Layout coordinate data
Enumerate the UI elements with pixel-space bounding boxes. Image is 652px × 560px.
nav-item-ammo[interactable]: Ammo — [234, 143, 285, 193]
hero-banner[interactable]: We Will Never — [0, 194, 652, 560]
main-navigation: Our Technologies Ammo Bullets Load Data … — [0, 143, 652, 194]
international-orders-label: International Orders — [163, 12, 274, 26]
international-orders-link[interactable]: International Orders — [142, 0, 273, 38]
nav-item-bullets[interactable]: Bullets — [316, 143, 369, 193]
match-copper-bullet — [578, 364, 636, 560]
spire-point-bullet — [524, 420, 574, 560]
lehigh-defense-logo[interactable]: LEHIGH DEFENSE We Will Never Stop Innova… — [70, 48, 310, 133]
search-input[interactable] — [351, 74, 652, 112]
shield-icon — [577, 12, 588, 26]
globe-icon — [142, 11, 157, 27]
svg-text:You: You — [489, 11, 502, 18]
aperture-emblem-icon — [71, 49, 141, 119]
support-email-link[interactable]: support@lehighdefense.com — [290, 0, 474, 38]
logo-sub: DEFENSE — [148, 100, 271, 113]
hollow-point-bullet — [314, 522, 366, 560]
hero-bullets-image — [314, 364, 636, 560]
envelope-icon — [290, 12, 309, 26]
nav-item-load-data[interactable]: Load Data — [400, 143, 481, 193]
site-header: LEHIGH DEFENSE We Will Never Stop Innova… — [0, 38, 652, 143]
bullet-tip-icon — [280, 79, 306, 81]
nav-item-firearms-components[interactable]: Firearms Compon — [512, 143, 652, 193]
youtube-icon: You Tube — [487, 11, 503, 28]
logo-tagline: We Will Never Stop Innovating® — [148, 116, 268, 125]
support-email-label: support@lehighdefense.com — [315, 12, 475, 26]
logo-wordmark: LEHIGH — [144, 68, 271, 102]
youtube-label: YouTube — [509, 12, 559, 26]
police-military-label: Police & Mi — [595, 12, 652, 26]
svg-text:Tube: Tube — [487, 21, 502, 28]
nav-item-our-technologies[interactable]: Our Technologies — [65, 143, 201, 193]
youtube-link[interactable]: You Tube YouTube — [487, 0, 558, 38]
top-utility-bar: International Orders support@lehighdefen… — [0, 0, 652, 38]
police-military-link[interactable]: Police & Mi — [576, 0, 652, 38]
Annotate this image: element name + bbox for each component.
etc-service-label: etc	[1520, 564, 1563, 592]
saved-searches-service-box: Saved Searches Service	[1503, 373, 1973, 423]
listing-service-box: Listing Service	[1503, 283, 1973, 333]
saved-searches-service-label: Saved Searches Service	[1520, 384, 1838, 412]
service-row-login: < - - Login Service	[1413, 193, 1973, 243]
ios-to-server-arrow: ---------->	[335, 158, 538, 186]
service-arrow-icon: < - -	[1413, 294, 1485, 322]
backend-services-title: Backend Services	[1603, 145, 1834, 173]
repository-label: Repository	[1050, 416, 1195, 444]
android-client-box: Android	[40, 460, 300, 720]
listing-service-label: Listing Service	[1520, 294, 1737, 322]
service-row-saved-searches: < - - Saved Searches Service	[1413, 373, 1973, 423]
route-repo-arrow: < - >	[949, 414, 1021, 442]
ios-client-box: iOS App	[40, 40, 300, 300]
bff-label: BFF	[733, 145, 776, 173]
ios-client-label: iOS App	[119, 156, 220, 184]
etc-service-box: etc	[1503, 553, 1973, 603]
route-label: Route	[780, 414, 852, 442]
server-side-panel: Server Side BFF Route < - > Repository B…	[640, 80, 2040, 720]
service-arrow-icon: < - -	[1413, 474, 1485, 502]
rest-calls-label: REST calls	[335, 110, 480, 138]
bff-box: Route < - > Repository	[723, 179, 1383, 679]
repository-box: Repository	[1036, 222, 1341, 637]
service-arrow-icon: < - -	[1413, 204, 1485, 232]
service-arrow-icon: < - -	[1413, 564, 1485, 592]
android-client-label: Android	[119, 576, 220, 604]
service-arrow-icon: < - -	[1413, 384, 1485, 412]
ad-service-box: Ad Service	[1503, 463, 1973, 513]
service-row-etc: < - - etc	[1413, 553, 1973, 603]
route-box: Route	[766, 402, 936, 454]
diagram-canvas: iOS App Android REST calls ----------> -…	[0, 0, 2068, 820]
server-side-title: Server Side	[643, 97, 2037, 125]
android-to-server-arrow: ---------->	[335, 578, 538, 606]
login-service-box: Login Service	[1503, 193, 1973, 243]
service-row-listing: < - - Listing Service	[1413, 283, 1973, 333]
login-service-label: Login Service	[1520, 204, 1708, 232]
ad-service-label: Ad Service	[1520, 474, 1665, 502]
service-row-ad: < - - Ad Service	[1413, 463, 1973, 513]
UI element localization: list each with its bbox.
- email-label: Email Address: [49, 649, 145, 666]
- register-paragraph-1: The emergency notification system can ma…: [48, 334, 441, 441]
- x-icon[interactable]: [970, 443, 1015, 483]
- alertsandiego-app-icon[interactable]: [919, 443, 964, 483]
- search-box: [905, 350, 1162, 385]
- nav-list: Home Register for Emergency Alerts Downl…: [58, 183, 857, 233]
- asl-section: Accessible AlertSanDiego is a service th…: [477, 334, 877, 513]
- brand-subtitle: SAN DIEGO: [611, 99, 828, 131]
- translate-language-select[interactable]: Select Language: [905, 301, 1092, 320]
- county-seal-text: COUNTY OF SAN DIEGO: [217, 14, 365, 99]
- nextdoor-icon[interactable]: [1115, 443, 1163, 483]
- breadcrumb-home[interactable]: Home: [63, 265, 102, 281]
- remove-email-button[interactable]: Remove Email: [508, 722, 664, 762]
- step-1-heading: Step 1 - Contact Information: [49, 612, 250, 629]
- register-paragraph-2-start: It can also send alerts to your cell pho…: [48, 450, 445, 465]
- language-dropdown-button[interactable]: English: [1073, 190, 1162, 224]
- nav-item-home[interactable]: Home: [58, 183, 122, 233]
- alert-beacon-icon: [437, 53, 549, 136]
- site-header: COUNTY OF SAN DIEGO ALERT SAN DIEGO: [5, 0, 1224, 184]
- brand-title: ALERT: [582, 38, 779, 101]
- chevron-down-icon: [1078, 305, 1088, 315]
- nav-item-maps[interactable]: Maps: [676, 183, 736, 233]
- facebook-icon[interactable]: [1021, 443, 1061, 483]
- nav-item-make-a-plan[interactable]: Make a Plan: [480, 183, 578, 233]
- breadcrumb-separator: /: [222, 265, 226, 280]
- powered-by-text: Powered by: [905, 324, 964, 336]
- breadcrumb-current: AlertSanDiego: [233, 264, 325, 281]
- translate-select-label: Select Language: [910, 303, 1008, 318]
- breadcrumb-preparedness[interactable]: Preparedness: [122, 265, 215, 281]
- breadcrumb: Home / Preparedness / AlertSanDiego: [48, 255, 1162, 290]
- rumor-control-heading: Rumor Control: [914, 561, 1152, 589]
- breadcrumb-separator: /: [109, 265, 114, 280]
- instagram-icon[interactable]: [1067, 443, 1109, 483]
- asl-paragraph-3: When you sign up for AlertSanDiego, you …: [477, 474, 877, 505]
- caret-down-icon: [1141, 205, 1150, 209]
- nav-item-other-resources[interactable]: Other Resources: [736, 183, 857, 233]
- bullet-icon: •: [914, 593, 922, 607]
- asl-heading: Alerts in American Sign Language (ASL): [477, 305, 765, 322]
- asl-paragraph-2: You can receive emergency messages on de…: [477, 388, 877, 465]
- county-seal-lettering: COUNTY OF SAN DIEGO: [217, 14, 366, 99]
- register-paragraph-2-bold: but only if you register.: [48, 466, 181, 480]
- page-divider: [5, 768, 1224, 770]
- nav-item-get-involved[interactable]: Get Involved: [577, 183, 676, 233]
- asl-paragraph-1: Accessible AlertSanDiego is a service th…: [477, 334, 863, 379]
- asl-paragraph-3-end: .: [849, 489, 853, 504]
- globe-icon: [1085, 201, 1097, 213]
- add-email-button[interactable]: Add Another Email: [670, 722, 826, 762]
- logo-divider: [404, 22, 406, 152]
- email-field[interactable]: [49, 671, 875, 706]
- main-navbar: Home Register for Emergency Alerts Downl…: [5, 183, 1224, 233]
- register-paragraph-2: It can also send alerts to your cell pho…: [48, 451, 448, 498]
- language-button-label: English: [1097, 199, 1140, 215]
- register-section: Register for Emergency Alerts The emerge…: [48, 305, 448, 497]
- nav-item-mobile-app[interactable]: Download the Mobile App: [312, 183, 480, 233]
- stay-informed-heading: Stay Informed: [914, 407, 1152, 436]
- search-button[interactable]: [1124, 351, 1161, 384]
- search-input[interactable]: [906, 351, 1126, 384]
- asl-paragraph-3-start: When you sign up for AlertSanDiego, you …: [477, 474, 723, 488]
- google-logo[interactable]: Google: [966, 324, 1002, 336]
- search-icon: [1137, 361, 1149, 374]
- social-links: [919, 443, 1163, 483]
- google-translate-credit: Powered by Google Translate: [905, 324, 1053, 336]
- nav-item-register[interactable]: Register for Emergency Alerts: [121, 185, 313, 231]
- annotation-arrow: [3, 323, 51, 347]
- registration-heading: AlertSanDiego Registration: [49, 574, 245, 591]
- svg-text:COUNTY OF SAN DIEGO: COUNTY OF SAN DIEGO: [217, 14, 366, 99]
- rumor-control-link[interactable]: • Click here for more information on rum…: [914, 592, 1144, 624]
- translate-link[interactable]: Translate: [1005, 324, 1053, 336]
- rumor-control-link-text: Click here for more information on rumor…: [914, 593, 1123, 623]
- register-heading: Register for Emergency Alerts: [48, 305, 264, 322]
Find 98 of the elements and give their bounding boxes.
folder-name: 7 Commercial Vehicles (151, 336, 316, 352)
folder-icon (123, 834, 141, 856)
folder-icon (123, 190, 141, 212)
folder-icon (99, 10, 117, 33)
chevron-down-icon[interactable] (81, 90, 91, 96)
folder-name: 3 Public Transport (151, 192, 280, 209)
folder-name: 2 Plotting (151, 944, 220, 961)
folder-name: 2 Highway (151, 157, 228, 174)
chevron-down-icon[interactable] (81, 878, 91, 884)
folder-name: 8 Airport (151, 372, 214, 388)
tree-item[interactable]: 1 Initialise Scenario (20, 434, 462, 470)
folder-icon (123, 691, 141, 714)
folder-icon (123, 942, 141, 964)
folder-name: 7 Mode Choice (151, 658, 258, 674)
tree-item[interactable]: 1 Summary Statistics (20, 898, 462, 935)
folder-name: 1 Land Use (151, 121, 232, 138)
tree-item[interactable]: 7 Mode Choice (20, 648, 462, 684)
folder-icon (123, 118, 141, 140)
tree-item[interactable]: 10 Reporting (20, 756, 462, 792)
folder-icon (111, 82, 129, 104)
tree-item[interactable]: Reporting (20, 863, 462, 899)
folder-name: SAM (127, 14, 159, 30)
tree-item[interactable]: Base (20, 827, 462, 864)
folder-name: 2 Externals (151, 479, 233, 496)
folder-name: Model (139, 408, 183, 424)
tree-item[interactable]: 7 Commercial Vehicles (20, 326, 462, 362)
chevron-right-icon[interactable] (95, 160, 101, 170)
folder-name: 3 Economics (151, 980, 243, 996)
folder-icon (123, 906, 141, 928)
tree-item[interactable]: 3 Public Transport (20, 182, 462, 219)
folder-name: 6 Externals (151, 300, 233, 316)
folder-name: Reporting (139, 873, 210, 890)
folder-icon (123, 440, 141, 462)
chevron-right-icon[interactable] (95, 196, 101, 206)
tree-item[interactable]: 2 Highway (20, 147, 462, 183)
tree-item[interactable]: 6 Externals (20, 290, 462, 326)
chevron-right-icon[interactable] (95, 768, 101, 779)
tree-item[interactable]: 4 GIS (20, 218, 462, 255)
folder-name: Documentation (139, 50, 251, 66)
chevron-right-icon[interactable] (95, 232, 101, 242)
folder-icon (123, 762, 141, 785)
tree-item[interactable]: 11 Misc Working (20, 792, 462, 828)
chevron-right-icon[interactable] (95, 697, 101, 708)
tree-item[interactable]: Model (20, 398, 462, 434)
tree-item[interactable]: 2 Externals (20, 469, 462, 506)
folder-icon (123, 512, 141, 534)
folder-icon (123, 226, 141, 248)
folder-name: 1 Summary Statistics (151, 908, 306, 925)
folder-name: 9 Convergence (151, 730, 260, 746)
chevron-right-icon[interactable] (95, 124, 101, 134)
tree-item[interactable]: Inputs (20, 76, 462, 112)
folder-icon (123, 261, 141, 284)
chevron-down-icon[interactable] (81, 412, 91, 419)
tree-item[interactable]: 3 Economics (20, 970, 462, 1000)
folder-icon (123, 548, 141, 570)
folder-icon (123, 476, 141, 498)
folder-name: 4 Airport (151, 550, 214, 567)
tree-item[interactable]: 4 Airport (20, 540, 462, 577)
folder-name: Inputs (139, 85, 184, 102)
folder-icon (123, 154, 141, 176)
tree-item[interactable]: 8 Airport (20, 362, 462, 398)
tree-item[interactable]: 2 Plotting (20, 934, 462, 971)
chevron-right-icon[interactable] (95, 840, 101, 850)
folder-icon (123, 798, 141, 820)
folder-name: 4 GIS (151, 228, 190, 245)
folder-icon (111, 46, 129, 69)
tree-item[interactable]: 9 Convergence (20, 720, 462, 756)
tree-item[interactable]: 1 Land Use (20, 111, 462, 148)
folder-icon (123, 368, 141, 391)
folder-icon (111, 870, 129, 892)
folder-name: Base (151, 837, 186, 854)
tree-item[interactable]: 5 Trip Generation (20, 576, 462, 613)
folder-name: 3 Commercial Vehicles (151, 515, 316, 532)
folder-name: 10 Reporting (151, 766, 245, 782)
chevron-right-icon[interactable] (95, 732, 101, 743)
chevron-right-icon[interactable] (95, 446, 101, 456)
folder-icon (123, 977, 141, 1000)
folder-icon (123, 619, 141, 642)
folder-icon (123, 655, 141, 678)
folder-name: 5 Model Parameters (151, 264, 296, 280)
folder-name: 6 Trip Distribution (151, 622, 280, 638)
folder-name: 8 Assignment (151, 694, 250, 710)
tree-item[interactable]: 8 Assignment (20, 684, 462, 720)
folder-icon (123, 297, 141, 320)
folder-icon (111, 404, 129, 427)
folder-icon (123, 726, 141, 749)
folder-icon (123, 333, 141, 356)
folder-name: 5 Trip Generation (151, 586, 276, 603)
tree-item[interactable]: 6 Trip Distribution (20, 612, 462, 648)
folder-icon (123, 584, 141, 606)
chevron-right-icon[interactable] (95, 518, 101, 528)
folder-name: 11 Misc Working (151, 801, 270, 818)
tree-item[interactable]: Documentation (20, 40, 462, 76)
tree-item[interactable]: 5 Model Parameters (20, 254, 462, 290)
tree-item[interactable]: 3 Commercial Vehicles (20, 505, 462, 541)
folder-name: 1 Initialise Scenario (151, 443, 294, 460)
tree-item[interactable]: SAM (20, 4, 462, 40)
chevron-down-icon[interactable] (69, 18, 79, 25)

» **Work to do**
Reproduce the records from the beginning through the line containing "nav-item-load-data[interactable]: Load Data", including both the first line and that line.

» **Response to the exercise**
Enumerate the UI elements with pixel-space bounding boxes. Image is 652px × 560px.
nav-item-ammo[interactable]: Ammo — [234, 143, 285, 193]
hero-banner[interactable]: We Will Never — [0, 194, 652, 560]
main-navigation: Our Technologies Ammo Bullets Load Data … — [0, 143, 652, 194]
international-orders-label: International Orders — [163, 12, 274, 26]
international-orders-link[interactable]: International Orders — [142, 0, 273, 38]
nav-item-bullets[interactable]: Bullets — [316, 143, 369, 193]
match-copper-bullet — [578, 364, 636, 560]
spire-point-bullet — [524, 420, 574, 560]
lehigh-defense-logo[interactable]: LEHIGH DEFENSE We Will Never Stop Innova… — [70, 48, 310, 133]
search-input[interactable] — [351, 74, 652, 112]
shield-icon — [577, 12, 588, 26]
globe-icon — [142, 11, 157, 27]
svg-text:You: You — [489, 11, 502, 18]
aperture-emblem-icon — [71, 49, 141, 119]
support-email-link[interactable]: support@lehighdefense.com — [290, 0, 474, 38]
logo-sub: DEFENSE — [148, 100, 271, 113]
hollow-point-bullet — [314, 522, 366, 560]
hero-bullets-image — [314, 364, 636, 560]
envelope-icon — [290, 12, 309, 26]
nav-item-load-data[interactable]: Load Data — [400, 143, 481, 193]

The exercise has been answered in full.